Find the string "charges" in the listing and report every line that has it.
┌─ Extracted information
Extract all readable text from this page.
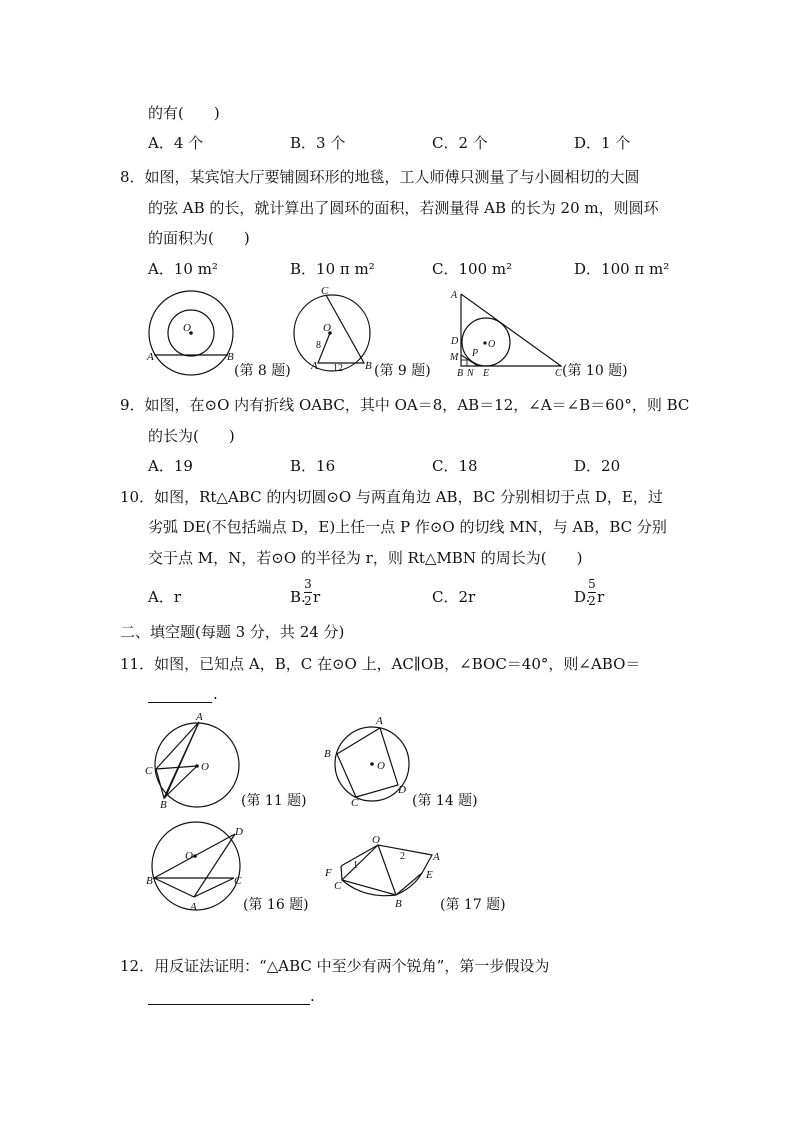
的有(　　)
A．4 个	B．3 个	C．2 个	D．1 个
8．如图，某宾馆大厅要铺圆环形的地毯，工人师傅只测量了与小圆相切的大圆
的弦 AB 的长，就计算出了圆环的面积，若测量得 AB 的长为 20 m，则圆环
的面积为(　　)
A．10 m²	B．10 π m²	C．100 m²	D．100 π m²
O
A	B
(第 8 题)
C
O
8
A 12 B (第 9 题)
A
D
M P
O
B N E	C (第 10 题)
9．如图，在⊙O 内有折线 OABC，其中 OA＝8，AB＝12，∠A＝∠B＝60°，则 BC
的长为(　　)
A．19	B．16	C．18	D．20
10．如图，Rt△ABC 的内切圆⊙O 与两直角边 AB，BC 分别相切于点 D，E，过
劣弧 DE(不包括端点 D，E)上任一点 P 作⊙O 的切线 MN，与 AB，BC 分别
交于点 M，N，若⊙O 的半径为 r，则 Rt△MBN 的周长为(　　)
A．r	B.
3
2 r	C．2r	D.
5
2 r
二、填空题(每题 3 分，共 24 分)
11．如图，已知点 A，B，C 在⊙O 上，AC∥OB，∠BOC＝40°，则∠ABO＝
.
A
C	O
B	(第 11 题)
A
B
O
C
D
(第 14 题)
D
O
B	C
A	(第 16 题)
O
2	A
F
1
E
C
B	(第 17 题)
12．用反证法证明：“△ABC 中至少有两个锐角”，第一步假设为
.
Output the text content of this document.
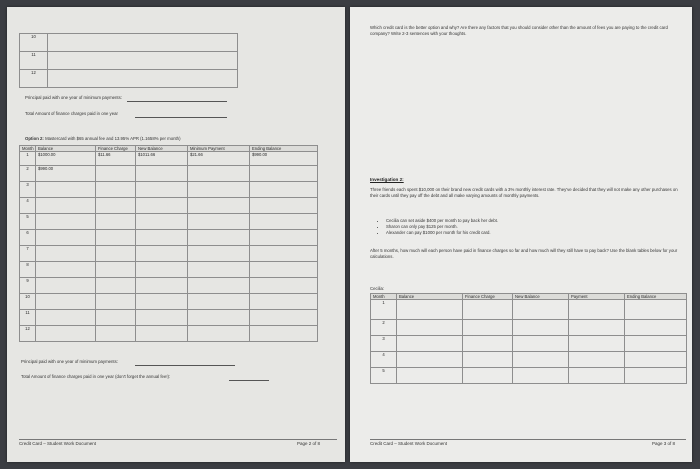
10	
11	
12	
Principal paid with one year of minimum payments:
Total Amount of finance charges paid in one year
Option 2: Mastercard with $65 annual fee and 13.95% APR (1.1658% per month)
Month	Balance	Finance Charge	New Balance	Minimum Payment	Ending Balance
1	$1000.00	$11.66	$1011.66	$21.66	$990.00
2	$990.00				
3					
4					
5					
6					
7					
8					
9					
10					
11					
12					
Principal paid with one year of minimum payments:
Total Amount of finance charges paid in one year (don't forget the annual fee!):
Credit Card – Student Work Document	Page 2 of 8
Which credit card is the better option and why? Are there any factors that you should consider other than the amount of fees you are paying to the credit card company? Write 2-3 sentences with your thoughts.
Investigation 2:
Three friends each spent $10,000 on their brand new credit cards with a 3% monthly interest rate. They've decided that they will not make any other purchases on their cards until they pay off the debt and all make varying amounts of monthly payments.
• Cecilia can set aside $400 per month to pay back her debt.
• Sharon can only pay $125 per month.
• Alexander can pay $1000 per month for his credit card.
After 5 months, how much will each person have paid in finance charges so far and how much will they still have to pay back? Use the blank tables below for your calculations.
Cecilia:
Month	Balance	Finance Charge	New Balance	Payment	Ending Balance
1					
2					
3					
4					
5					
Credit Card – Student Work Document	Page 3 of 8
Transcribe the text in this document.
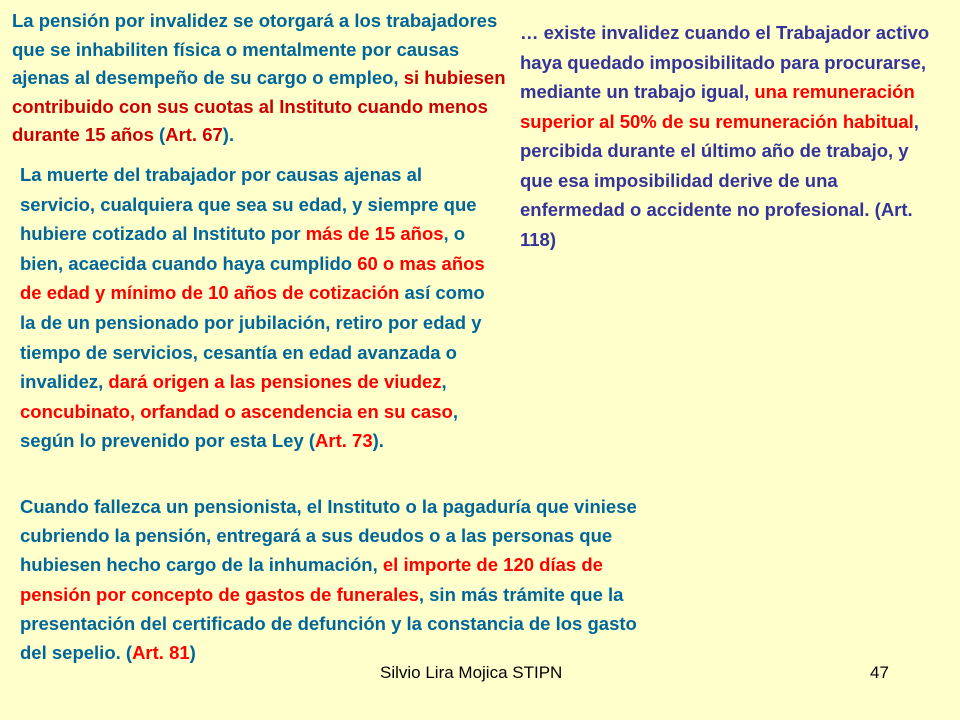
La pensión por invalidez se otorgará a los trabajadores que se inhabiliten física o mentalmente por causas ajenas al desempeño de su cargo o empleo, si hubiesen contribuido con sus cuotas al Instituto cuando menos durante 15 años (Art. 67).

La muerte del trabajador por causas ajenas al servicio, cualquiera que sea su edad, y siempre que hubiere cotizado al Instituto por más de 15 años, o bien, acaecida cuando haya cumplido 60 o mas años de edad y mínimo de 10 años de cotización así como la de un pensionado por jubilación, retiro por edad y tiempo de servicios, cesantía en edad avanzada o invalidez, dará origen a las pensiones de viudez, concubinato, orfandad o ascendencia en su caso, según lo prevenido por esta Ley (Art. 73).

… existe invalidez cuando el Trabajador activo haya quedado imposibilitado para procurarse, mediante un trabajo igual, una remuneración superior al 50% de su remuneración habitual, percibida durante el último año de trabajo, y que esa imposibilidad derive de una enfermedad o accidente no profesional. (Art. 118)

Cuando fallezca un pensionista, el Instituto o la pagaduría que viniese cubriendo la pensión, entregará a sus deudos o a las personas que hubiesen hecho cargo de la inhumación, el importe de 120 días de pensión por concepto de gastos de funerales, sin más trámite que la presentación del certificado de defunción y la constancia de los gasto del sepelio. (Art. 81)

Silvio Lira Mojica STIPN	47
└─
┌─ Extracted information
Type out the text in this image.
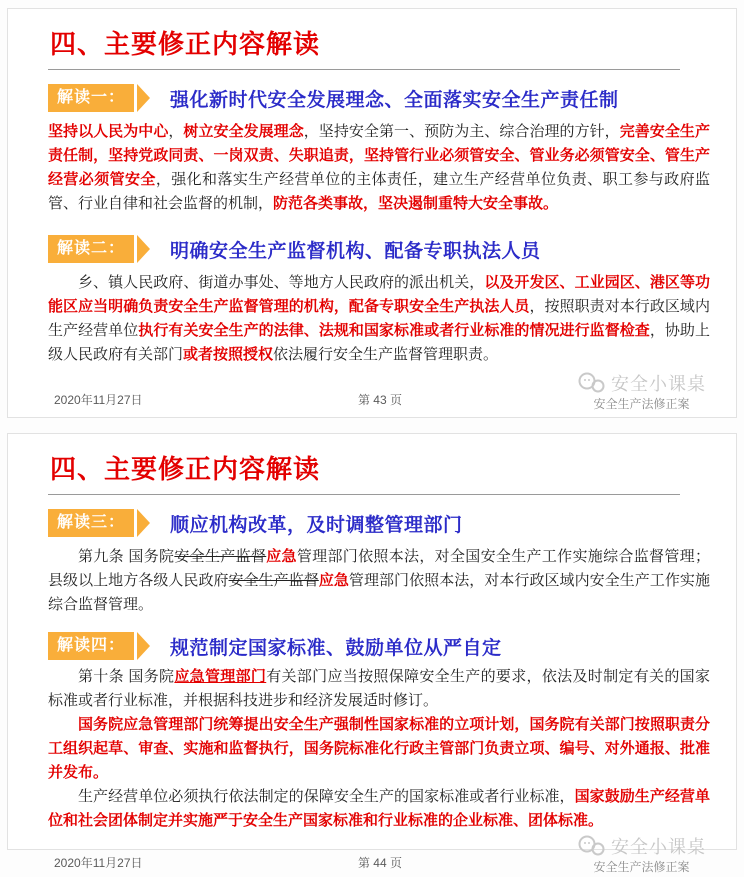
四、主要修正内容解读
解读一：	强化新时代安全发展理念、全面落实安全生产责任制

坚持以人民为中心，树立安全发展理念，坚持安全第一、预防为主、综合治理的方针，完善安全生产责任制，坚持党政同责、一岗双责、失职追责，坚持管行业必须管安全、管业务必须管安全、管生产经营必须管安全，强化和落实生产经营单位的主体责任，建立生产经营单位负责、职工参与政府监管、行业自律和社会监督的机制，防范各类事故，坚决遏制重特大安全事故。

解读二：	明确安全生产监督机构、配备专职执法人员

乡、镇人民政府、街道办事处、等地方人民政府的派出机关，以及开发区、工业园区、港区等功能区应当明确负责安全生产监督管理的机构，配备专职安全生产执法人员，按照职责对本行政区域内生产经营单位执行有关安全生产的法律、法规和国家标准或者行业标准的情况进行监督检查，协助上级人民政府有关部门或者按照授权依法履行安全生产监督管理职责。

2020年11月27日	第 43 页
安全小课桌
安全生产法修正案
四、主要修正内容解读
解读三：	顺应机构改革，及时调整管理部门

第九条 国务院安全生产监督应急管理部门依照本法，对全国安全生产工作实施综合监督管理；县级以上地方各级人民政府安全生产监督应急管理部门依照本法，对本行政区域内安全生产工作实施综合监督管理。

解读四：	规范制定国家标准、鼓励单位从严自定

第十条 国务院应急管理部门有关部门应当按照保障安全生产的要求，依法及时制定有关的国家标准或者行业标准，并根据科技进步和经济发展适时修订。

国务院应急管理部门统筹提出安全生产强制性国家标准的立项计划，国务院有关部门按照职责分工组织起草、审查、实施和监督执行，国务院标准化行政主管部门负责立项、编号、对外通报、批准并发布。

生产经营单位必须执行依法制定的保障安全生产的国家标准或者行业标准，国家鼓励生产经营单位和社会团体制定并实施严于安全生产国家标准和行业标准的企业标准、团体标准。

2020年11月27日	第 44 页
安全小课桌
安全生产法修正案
└─
The answer:
Total Amount of finance charges paid in one year
Total Amount of finance charges paid in one year (don't forget the annual fee!):
After 5 months, how much will each person have paid in finance charges so far and how much will they still have to pay back? Use the blank tables below for your calculations.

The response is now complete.